# Stored data start

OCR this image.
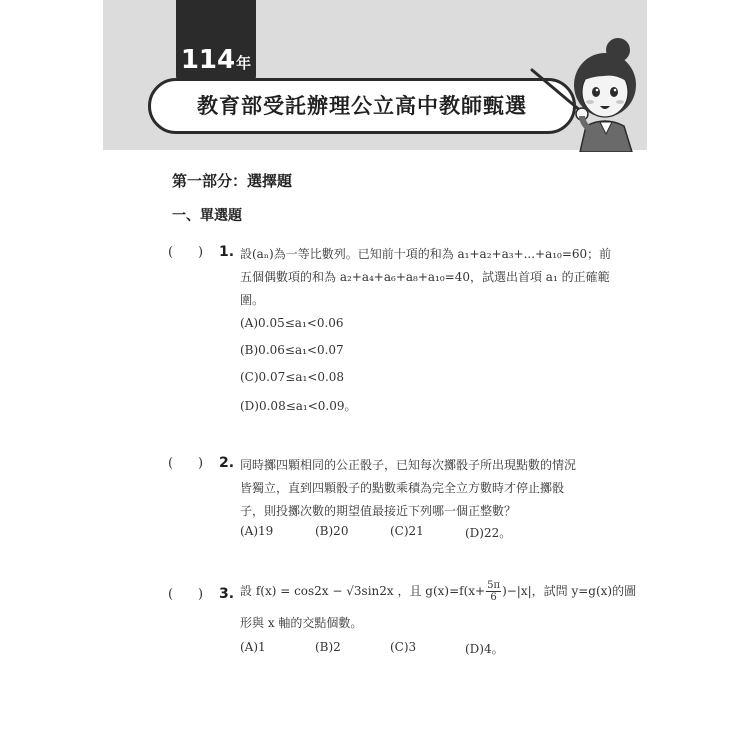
114年
教育部受託辦理公立高中教師甄選
第一部分：選擇題
一、單選題
( ) 1. 設(aₙ)為一等比數列。已知前十項的和為 a₁+a₂+a₃+...+a₁₀=60；前
五個偶數項的和為 a₂+a₄+a₆+a₈+a₁₀=40，試選出首項 a₁ 的正確範
圍。
(A)0.05≤a₁<0.06
(B)0.06≤a₁<0.07
(C)0.07≤a₁<0.08
(D)0.08≤a₁<0.09。
( ) 2. 同時擲四顆相同的公正骰子，已知每次擲骰子所出現點數的情況
皆獨立，直到四顆骰子的點數乘積為完全立方數時才停止擲骰
子，則投擲次數的期望值最接近下列哪一個正整數？
(A)19	(B)20	(C)21	(D)22。
( ) 3. 設 f(x) = cos2x − √3sin2x ，且 $g(x)=f(x+ \frac{5\pi}{6} )-|x|$，試問 y=g(x)的圖
形與 x 軸的交點個數。
(A)1	(B)2	(C)3	(D)4。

# Stored data end

Instructions for the task »
Without the pictures, restate each entry exactly.

Expected output »
OCR this image.
114年
教育部受託辦理公立高中教師甄選
第一部分：選擇題
一、單選題
( ) 1. 設(aₙ)為一等比數列。已知前十項的和為 a₁+a₂+a₃+...+a₁₀=60；前
五個偶數項的和為 a₂+a₄+a₆+a₈+a₁₀=40，試選出首項 a₁ 的正確範
圍。
(A)0.05≤a₁<0.06
(B)0.06≤a₁<0.07
(C)0.07≤a₁<0.08
(D)0.08≤a₁<0.09。
( ) 2. 同時擲四顆相同的公正骰子，已知每次擲骰子所出現點數的情況
皆獨立，直到四顆骰子的點數乘積為完全立方數時才停止擲骰
子，則投擲次數的期望值最接近下列哪一個正整數？
(A)19	(B)20	(C)21	(D)22。
( ) 3. 設 f(x) = cos2x − √3sin2x ，且 $g(x)=f(x+ \frac{5\pi}{6} )-|x|$，試問 y=g(x)的圖
形與 x 軸的交點個數。
(A)1	(B)2	(C)3	(D)4。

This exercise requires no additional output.